__WHAT YOU SHOULD DO__
Look for the string "Homestead" in the lines and copy each line that has it.

__SUPPLIED MATERIAL__
----------
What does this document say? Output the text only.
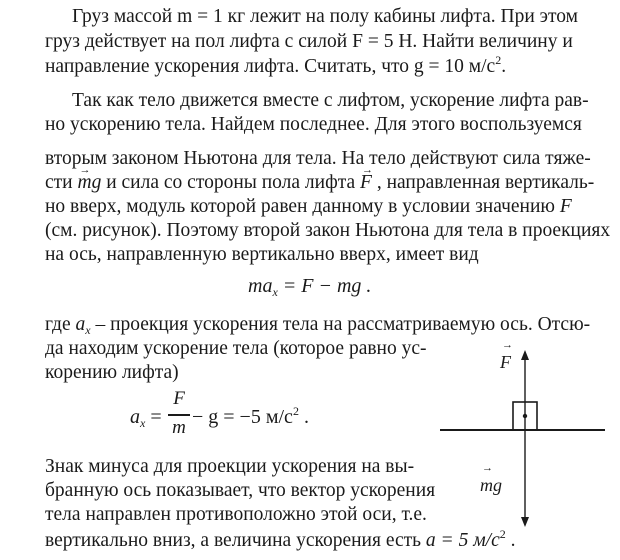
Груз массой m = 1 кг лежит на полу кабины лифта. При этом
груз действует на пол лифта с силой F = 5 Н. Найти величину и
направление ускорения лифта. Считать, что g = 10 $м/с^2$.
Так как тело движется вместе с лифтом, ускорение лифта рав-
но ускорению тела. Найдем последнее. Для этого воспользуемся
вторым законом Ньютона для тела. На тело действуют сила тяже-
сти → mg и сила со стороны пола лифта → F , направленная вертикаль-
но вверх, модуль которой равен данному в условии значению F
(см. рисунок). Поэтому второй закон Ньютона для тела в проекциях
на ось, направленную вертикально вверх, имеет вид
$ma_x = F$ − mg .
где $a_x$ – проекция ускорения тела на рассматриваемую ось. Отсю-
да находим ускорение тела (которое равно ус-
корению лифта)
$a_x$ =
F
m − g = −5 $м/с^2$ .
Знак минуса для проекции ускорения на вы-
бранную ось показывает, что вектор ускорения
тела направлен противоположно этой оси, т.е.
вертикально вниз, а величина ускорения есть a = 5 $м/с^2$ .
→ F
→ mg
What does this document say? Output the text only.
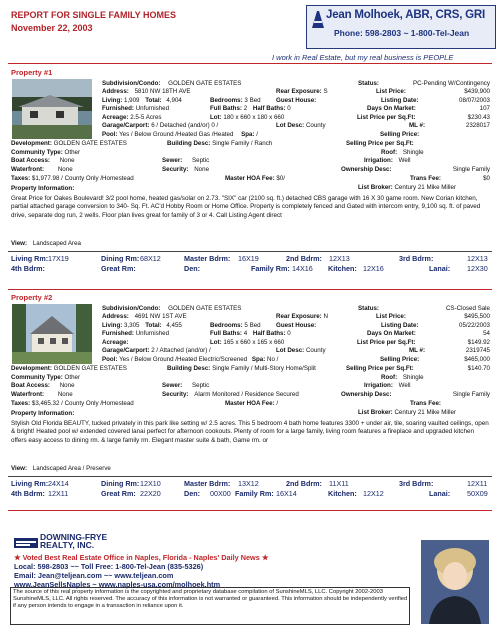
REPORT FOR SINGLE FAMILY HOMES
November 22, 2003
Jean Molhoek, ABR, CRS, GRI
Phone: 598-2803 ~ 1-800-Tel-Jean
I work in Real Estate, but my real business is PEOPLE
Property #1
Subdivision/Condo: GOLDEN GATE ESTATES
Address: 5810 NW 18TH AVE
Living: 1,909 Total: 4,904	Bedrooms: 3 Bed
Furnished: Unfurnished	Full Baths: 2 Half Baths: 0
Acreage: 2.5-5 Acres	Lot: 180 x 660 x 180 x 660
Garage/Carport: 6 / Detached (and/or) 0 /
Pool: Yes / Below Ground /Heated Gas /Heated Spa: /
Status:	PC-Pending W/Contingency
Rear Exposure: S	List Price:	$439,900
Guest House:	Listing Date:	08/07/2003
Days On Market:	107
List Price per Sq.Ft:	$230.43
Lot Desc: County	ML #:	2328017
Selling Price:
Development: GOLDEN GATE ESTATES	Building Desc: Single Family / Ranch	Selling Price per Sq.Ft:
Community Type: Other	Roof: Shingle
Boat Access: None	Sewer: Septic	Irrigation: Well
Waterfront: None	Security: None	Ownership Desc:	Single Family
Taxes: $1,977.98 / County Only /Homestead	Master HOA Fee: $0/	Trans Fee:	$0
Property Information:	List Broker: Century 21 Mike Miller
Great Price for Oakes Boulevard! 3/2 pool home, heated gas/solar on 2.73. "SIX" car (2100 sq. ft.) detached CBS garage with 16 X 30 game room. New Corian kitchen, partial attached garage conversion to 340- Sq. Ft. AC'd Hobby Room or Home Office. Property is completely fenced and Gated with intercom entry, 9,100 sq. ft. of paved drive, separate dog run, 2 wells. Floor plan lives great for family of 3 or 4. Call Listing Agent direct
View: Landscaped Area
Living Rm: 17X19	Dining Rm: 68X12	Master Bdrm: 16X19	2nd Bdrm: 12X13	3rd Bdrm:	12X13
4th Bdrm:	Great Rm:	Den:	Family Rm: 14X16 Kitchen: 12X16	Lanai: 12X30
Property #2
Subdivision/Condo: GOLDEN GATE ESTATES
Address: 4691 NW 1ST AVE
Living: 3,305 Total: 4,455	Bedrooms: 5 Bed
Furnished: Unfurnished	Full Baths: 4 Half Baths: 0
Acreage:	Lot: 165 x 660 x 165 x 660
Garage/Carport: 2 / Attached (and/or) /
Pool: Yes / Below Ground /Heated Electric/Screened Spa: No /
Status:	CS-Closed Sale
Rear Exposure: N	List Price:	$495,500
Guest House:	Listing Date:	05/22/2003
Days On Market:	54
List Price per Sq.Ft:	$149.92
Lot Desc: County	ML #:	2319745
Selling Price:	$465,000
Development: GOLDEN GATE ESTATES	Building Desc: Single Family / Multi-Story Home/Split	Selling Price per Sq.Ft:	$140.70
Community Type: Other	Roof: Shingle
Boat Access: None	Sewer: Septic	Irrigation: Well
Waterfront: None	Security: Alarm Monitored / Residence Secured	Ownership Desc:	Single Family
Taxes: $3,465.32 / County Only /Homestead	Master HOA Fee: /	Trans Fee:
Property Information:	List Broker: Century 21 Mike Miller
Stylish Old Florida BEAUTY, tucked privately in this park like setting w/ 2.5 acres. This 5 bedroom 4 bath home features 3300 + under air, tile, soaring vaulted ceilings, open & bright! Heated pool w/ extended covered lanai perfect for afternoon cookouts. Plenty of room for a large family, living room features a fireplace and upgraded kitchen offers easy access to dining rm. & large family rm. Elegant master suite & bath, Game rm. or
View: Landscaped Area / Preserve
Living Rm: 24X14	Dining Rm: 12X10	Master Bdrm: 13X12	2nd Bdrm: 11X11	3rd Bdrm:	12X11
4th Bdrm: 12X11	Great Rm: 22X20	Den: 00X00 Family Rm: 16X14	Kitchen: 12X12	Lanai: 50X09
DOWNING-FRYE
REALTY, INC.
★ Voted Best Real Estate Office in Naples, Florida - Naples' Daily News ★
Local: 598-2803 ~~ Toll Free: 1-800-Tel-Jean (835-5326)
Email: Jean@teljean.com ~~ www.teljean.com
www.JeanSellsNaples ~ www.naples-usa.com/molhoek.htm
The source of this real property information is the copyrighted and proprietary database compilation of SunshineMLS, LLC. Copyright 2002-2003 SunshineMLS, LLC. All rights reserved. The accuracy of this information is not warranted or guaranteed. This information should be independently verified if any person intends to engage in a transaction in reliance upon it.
----------
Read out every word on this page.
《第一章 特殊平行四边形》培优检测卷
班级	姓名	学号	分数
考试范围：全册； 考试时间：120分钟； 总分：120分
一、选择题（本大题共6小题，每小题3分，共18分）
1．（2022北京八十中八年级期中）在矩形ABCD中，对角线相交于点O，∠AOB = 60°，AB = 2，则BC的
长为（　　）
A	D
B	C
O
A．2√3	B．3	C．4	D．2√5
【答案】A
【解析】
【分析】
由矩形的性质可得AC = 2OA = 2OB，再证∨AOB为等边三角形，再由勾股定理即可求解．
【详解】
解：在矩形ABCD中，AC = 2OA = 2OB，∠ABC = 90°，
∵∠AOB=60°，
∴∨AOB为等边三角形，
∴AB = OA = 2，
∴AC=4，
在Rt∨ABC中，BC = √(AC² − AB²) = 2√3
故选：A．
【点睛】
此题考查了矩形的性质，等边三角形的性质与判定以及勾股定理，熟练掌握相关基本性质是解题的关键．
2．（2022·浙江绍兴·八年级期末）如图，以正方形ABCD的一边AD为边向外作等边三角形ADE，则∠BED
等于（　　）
----------
__RESULT__
Taxes: $1,977.98 / County Only /Homestead	Master HOA Fee: $0/	Trans Fee:	$0
Taxes: $3,465.32 / County Only /Homestead	Master HOA Fee: /	Trans Fee:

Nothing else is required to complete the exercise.